PROMPT: Without the pictures, set down every line of the data exactly.

Figure record listings:
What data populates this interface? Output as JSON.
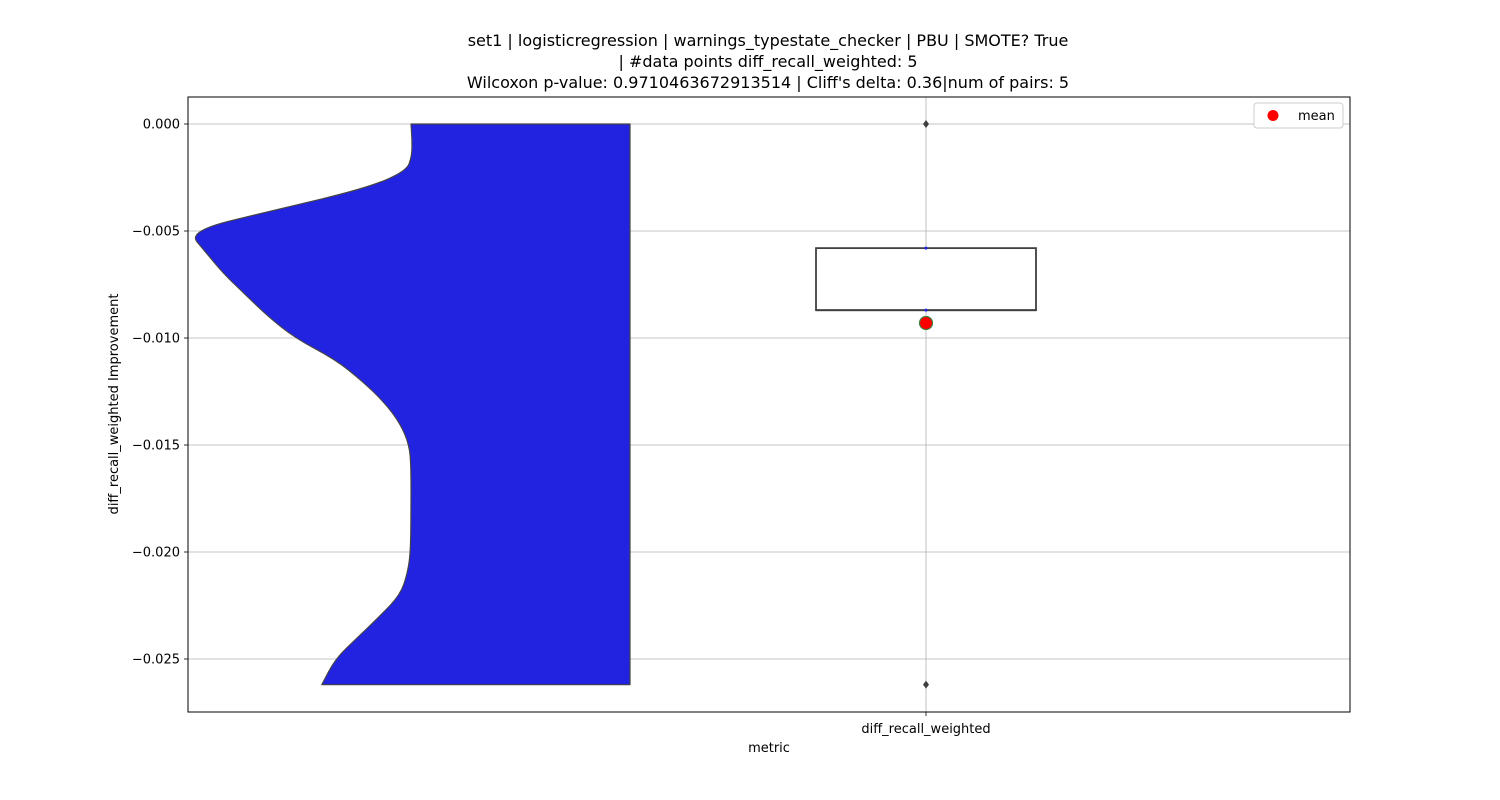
{
  "chart_data": {
    "type": "violin+box",
    "title_lines": [
      "set1 | logisticregression | warnings_typestate_checker | PBU | SMOTE? True",
      "| #data points diff_recall_weighted: 5",
      "Wilcoxon p-value: 0.9710463672913514 | Cliff's delta: 0.36|num of pairs: 5"
    ],
    "xlabel": "metric",
    "ylabel": "diff_recall_weighted Improvement",
    "categories": [
      "diff_recall_weighted"
    ],
    "ylim": [
      -0.0275,
      0.0013
    ],
    "yticks": [
      0.0,
      -0.005,
      -0.01,
      -0.015,
      -0.02,
      -0.025
    ],
    "ytick_labels": [
      "0.000",
      "−0.005",
      "−0.010",
      "−0.015",
      "−0.020",
      "−0.025"
    ],
    "grid": true,
    "legend": {
      "position": "top-right",
      "entries": [
        {
          "label": "mean",
          "color": "#ff0000"
        }
      ]
    },
    "violin": {
      "color": "#2222e1",
      "y_range": [
        -0.0262,
        0.0
      ],
      "density": [
        [
          0.0,
          0.0
        ],
        [
          -0.0008,
          0.012
        ],
        [
          -0.0015,
          0.009
        ],
        [
          -0.0022,
          -0.05
        ],
        [
          -0.003,
          -0.5
        ],
        [
          -0.004,
          -1.5
        ],
        [
          -0.005,
          -2.5
        ],
        [
          -0.006,
          -2.3
        ],
        [
          -0.007,
          -2.1
        ],
        [
          -0.008,
          -1.85
        ],
        [
          -0.009,
          -1.6
        ],
        [
          -0.01,
          -1.3
        ],
        [
          -0.011,
          -0.85
        ],
        [
          -0.012,
          -0.55
        ],
        [
          -0.013,
          -0.3
        ],
        [
          -0.014,
          -0.12
        ],
        [
          -0.015,
          -0.02
        ],
        [
          -0.016,
          0.0
        ],
        [
          -0.018,
          0.0
        ],
        [
          -0.02,
          -0.005
        ],
        [
          -0.021,
          -0.04
        ],
        [
          -0.022,
          -0.12
        ],
        [
          -0.023,
          -0.35
        ],
        [
          -0.024,
          -0.6
        ],
        [
          -0.025,
          -0.85
        ],
        [
          -0.0262,
          -1.0
        ]
      ]
    },
    "box": {
      "q1": -0.0087,
      "median": -0.0087,
      "q3": -0.0058,
      "whisker_low": -0.0087,
      "whisker_high": -0.0058,
      "outliers": [
        0.0,
        -0.0262
      ],
      "inner_points": [
        -0.0058,
        -0.0087
      ]
    },
    "mean": -0.0093
  }
}
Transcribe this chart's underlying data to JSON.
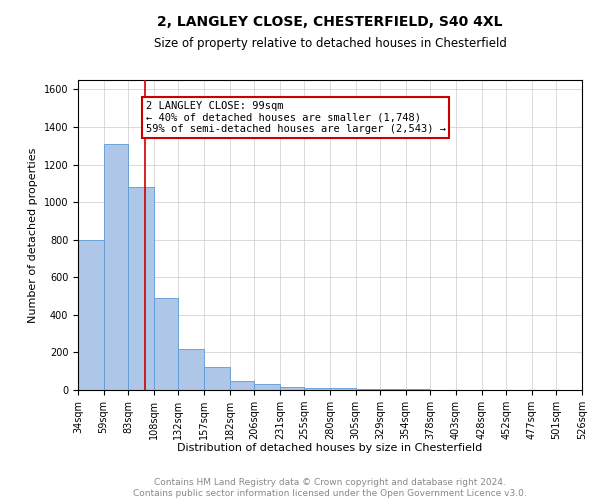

COMPLETE RESPONSE:
What data populates this interface? Output as JSON.
{
  "chart_data": {
    "type": "violin+box",
    "title_lines": [
      "set1 | logisticregression | warnings_typestate_checker | PBU | SMOTE? True",
      "| #data points diff_recall_weighted: 5",
      "Wilcoxon p-value: 0.9710463672913514 | Cliff's delta: 0.36|num of pairs: 5"
    ],
    "xlabel": "metric",
    "ylabel": "diff_recall_weighted Improvement",
    "categories": [
      "diff_recall_weighted"
    ],
    "ylim": [
      -0.0275,
      0.0013
    ],
    "yticks": [
      0.0,
      -0.005,
      -0.01,
      -0.015,
      -0.02,
      -0.025
    ],
    "ytick_labels": [
      "0.000",
      "−0.005",
      "−0.010",
      "−0.015",
      "−0.020",
      "−0.025"
    ],
    "grid": true,
    "legend": {
      "position": "top-right",
      "entries": [
        {
          "label": "mean",
          "color": "#ff0000"
        }
      ]
    },
    "violin": {
      "color": "#2222e1",
      "y_range": [
        -0.0262,
        0.0
      ],
      "density": [
        [
          0.0,
          0.0
        ],
        [
          -0.0008,
          0.012
        ],
        [
          -0.0015,
          0.009
        ],
        [
          -0.0022,
          -0.05
        ],
        [
          -0.003,
          -0.5
        ],
        [
          -0.004,
          -1.5
        ],
        [
          -0.005,
          -2.5
        ],
        [
          -0.006,
          -2.3
        ],
        [
          -0.007,
          -2.1
        ],
        [
          -0.008,
          -1.85
        ],
        [
          -0.009,
          -1.6
        ],
        [
          -0.01,
          -1.3
        ],
        [
          -0.011,
          -0.85
        ],
        [
          -0.012,
          -0.55
        ],
        [
          -0.013,
          -0.3
        ],
        [
          -0.014,
          -0.12
        ],
        [
          -0.015,
          -0.02
        ],
        [
          -0.016,
          0.0
        ],
        [
          -0.018,
          0.0
        ],
        [
          -0.02,
          -0.005
        ],
        [
          -0.021,
          -0.04
        ],
        [
          -0.022,
          -0.12
        ],
        [
          -0.023,
          -0.35
        ],
        [
          -0.024,
          -0.6
        ],
        [
          -0.025,
          -0.85
        ],
        [
          -0.0262,
          -1.0
        ]
      ]
    },
    "box": {
      "q1": -0.0087,
      "median": -0.0087,
      "q3": -0.0058,
      "whisker_low": -0.0087,
      "whisker_high": -0.0058,
      "outliers": [
        0.0,
        -0.0262
      ],
      "inner_points": [
        -0.0058,
        -0.0087
      ]
    },
    "mean": -0.0093
  }
}
Transcribe this chart's underlying data to JSON.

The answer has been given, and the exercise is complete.